• Task directions: Every entry here needs to be repeated exactly.
------------------------------------------------------------
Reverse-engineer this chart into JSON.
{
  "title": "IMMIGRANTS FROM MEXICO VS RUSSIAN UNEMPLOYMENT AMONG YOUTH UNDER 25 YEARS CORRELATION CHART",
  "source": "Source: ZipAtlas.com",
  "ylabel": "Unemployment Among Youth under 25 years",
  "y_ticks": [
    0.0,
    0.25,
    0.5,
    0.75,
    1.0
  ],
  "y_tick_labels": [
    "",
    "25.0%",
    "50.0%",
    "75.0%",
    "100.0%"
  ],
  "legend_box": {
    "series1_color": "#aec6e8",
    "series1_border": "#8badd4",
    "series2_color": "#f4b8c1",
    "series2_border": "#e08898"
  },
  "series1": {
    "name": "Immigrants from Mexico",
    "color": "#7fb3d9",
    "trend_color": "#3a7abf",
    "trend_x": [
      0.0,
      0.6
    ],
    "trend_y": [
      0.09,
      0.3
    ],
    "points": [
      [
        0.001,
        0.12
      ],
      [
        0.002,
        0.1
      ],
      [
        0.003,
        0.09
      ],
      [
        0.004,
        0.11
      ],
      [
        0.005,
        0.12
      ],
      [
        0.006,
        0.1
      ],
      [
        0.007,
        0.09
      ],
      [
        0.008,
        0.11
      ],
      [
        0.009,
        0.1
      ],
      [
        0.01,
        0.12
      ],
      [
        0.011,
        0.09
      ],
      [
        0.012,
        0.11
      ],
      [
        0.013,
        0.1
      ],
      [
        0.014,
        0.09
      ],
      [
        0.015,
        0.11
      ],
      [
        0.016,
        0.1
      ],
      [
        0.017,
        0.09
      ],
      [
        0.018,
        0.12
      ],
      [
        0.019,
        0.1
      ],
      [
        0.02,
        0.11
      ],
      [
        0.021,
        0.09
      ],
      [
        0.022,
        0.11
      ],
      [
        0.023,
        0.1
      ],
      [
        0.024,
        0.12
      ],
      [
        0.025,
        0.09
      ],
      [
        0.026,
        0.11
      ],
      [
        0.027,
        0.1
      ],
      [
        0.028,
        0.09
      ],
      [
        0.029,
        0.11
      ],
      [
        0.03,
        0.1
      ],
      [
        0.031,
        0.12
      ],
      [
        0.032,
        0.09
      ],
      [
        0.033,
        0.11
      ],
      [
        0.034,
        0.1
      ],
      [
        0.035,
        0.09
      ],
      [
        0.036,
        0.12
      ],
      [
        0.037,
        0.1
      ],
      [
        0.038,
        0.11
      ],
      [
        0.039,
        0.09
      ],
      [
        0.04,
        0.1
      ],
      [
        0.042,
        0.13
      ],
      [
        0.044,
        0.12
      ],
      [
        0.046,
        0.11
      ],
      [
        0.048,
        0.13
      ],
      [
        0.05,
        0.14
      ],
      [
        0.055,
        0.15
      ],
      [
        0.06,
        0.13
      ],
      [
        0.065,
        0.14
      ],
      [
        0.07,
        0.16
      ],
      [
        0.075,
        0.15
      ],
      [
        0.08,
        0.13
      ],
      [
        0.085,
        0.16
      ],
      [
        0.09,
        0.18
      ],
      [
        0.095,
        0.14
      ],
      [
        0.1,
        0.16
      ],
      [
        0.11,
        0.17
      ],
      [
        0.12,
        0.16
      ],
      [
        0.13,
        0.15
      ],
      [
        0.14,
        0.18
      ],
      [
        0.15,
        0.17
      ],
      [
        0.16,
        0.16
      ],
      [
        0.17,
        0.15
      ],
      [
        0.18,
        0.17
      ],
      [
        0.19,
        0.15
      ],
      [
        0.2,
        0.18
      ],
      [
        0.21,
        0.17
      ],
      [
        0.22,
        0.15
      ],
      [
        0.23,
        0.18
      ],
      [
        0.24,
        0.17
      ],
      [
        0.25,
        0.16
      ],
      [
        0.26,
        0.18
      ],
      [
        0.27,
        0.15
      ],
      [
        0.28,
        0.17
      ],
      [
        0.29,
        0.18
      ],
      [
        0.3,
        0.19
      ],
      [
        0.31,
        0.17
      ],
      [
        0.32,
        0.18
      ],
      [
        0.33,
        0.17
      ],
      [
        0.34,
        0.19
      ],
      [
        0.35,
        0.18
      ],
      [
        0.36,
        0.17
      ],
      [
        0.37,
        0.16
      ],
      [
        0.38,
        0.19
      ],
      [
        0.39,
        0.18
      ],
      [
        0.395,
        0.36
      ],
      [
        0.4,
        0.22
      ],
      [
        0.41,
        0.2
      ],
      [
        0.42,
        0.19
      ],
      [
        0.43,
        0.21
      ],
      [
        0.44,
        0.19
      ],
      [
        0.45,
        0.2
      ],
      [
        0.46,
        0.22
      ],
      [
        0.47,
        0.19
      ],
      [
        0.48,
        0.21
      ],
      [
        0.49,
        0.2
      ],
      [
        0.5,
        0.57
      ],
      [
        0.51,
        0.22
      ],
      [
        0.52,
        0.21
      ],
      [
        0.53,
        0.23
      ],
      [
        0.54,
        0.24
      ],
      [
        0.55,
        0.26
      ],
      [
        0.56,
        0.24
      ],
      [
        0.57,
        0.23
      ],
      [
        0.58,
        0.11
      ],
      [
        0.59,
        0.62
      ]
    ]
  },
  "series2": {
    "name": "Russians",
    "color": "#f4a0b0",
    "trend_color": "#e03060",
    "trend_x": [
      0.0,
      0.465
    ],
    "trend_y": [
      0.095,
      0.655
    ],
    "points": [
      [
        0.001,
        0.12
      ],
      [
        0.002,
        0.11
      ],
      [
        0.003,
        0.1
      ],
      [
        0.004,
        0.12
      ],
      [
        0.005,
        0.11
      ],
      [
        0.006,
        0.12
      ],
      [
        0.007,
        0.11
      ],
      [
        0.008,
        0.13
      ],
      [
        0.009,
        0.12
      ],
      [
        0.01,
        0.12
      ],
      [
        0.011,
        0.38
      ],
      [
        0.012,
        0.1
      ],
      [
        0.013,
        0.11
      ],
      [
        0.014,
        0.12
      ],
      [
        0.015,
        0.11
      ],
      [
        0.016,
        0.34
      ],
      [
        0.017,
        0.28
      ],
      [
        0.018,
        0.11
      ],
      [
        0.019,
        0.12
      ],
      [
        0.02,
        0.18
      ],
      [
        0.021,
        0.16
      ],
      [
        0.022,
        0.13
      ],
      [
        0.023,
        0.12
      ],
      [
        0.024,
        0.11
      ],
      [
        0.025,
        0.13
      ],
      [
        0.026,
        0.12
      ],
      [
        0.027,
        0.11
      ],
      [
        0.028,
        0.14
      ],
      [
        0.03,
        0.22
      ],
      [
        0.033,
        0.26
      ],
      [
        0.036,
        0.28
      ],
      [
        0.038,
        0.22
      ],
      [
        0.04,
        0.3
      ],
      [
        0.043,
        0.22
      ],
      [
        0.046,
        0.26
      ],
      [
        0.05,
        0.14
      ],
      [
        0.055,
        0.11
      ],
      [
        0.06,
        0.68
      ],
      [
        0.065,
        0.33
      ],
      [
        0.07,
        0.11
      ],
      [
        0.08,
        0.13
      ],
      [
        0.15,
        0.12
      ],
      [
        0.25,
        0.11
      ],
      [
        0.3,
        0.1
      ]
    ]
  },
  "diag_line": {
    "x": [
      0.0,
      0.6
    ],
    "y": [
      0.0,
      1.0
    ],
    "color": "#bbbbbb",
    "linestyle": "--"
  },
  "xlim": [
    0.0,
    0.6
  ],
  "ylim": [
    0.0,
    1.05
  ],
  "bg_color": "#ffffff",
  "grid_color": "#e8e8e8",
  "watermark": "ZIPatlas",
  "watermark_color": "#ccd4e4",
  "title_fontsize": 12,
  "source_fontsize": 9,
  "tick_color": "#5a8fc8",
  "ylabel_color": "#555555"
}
------------------------------------------------------------
• Written response:
Reverse-engineer this chart into JSON.
{
  "title": "IMMIGRANTS FROM MEXICO VS RUSSIAN UNEMPLOYMENT AMONG YOUTH UNDER 25 YEARS CORRELATION CHART",
  "source": "Source: ZipAtlas.com",
  "ylabel": "Unemployment Among Youth under 25 years",
  "y_ticks": [
    0.0,
    0.25,
    0.5,
    0.75,
    1.0
  ],
  "y_tick_labels": [
    "",
    "25.0%",
    "50.0%",
    "75.0%",
    "100.0%"
  ],
  "legend_box": {
    "series1_color": "#aec6e8",
    "series1_border": "#8badd4",
    "series2_color": "#f4b8c1",
    "series2_border": "#e08898"
  },
  "series1": {
    "name": "Immigrants from Mexico",
    "color": "#7fb3d9",
    "trend_color": "#3a7abf",
    "trend_x": [
      0.0,
      0.6
    ],
    "trend_y": [
      0.09,
      0.3
    ],
    "points": [
      [
        0.001,
        0.12
      ],
      [
        0.002,
        0.1
      ],
      [
        0.003,
        0.09
      ],
      [
        0.004,
        0.11
      ],
      [
        0.005,
        0.12
      ],
      [
        0.006,
        0.1
      ],
      [
        0.007,
        0.09
      ],
      [
        0.008,
        0.11
      ],
      [
        0.009,
        0.1
      ],
      [
        0.01,
        0.12
      ],
      [
        0.011,
        0.09
      ],
      [
        0.012,
        0.11
      ],
      [
        0.013,
        0.1
      ],
      [
        0.014,
        0.09
      ],
      [
        0.015,
        0.11
      ],
      [
        0.016,
        0.1
      ],
      [
        0.017,
        0.09
      ],
      [
        0.018,
        0.12
      ],
      [
        0.019,
        0.1
      ],
      [
        0.02,
        0.11
      ],
      [
        0.021,
        0.09
      ],
      [
        0.022,
        0.11
      ],
      [
        0.023,
        0.1
      ],
      [
        0.024,
        0.12
      ],
      [
        0.025,
        0.09
      ],
      [
        0.026,
        0.11
      ],
      [
        0.027,
        0.1
      ],
      [
        0.028,
        0.09
      ],
      [
        0.029,
        0.11
      ],
      [
        0.03,
        0.1
      ],
      [
        0.031,
        0.12
      ],
      [
        0.032,
        0.09
      ],
      [
        0.033,
        0.11
      ],
      [
        0.034,
        0.1
      ],
      [
        0.035,
        0.09
      ],
      [
        0.036,
        0.12
      ],
      [
        0.037,
        0.1
      ],
      [
        0.038,
        0.11
      ],
      [
        0.039,
        0.09
      ],
      [
        0.04,
        0.1
      ],
      [
        0.042,
        0.13
      ],
      [
        0.044,
        0.12
      ],
      [
        0.046,
        0.11
      ],
      [
        0.048,
        0.13
      ],
      [
        0.05,
        0.14
      ],
      [
        0.055,
        0.15
      ],
      [
        0.06,
        0.13
      ],
      [
        0.065,
        0.14
      ],
      [
        0.07,
        0.16
      ],
      [
        0.075,
        0.15
      ],
      [
        0.08,
        0.13
      ],
      [
        0.085,
        0.16
      ],
      [
        0.09,
        0.18
      ],
      [
        0.095,
        0.14
      ],
      [
        0.1,
        0.16
      ],
      [
        0.11,
        0.17
      ],
      [
        0.12,
        0.16
      ],
      [
        0.13,
        0.15
      ],
      [
        0.14,
        0.18
      ],
      [
        0.15,
        0.17
      ],
      [
        0.16,
        0.16
      ],
      [
        0.17,
        0.15
      ],
      [
        0.18,
        0.17
      ],
      [
        0.19,
        0.15
      ],
      [
        0.2,
        0.18
      ],
      [
        0.21,
        0.17
      ],
      [
        0.22,
        0.15
      ],
      [
        0.23,
        0.18
      ],
      [
        0.24,
        0.17
      ],
      [
        0.25,
        0.16
      ],
      [
        0.26,
        0.18
      ],
      [
        0.27,
        0.15
      ],
      [
        0.28,
        0.17
      ],
      [
        0.29,
        0.18
      ],
      [
        0.3,
        0.19
      ],
      [
        0.31,
        0.17
      ],
      [
        0.32,
        0.18
      ],
      [
        0.33,
        0.17
      ],
      [
        0.34,
        0.19
      ],
      [
        0.35,
        0.18
      ],
      [
        0.36,
        0.17
      ],
      [
        0.37,
        0.16
      ],
      [
        0.38,
        0.19
      ],
      [
        0.39,
        0.18
      ],
      [
        0.395,
        0.36
      ],
      [
        0.4,
        0.22
      ],
      [
        0.41,
        0.2
      ],
      [
        0.42,
        0.19
      ],
      [
        0.43,
        0.21
      ],
      [
        0.44,
        0.19
      ],
      [
        0.45,
        0.2
      ],
      [
        0.46,
        0.22
      ],
      [
        0.47,
        0.19
      ],
      [
        0.48,
        0.21
      ],
      [
        0.49,
        0.2
      ],
      [
        0.5,
        0.57
      ],
      [
        0.51,
        0.22
      ],
      [
        0.52,
        0.21
      ],
      [
        0.53,
        0.23
      ],
      [
        0.54,
        0.24
      ],
      [
        0.55,
        0.26
      ],
      [
        0.56,
        0.24
      ],
      [
        0.57,
        0.23
      ],
      [
        0.58,
        0.11
      ],
      [
        0.59,
        0.62
      ]
    ]
  },
  "series2": {
    "name": "Russians",
    "color": "#f4a0b0",
    "trend_color": "#e03060",
    "trend_x": [
      0.0,
      0.465
    ],
    "trend_y": [
      0.095,
      0.655
    ],
    "points": [
      [
        0.001,
        0.12
      ],
      [
        0.002,
        0.11
      ],
      [
        0.003,
        0.1
      ],
      [
        0.004,
        0.12
      ],
      [
        0.005,
        0.11
      ],
      [
        0.006,
        0.12
      ],
      [
        0.007,
        0.11
      ],
      [
        0.008,
        0.13
      ],
      [
        0.009,
        0.12
      ],
      [
        0.01,
        0.12
      ],
      [
        0.011,
        0.38
      ],
      [
        0.012,
        0.1
      ],
      [
        0.013,
        0.11
      ],
      [
        0.014,
        0.12
      ],
      [
        0.015,
        0.11
      ],
      [
        0.016,
        0.34
      ],
      [
        0.017,
        0.28
      ],
      [
        0.018,
        0.11
      ],
      [
        0.019,
        0.12
      ],
      [
        0.02,
        0.18
      ],
      [
        0.021,
        0.16
      ],
      [
        0.022,
        0.13
      ],
      [
        0.023,
        0.12
      ],
      [
        0.024,
        0.11
      ],
      [
        0.025,
        0.13
      ],
      [
        0.026,
        0.12
      ],
      [
        0.027,
        0.11
      ],
      [
        0.028,
        0.14
      ],
      [
        0.03,
        0.22
      ],
      [
        0.033,
        0.26
      ],
      [
        0.036,
        0.28
      ],
      [
        0.038,
        0.22
      ],
      [
        0.04,
        0.3
      ],
      [
        0.043,
        0.22
      ],
      [
        0.046,
        0.26
      ],
      [
        0.05,
        0.14
      ],
      [
        0.055,
        0.11
      ],
      [
        0.06,
        0.68
      ],
      [
        0.065,
        0.33
      ],
      [
        0.07,
        0.11
      ],
      [
        0.08,
        0.13
      ],
      [
        0.15,
        0.12
      ],
      [
        0.25,
        0.11
      ],
      [
        0.3,
        0.1
      ]
    ]
  },
  "diag_line": {
    "x": [
      0.0,
      0.6
    ],
    "y": [
      0.0,
      1.0
    ],
    "color": "#bbbbbb",
    "linestyle": "--"
  },
  "xlim": [
    0.0,
    0.6
  ],
  "ylim": [
    0.0,
    1.05
  ],
  "bg_color": "#ffffff",
  "grid_color": "#e8e8e8",
  "watermark": "ZIPatlas",
  "watermark_color": "#ccd4e4",
  "title_fontsize": 12,
  "source_fontsize": 9,
  "tick_color": "#5a8fc8",
  "ylabel_color": "#555555"
}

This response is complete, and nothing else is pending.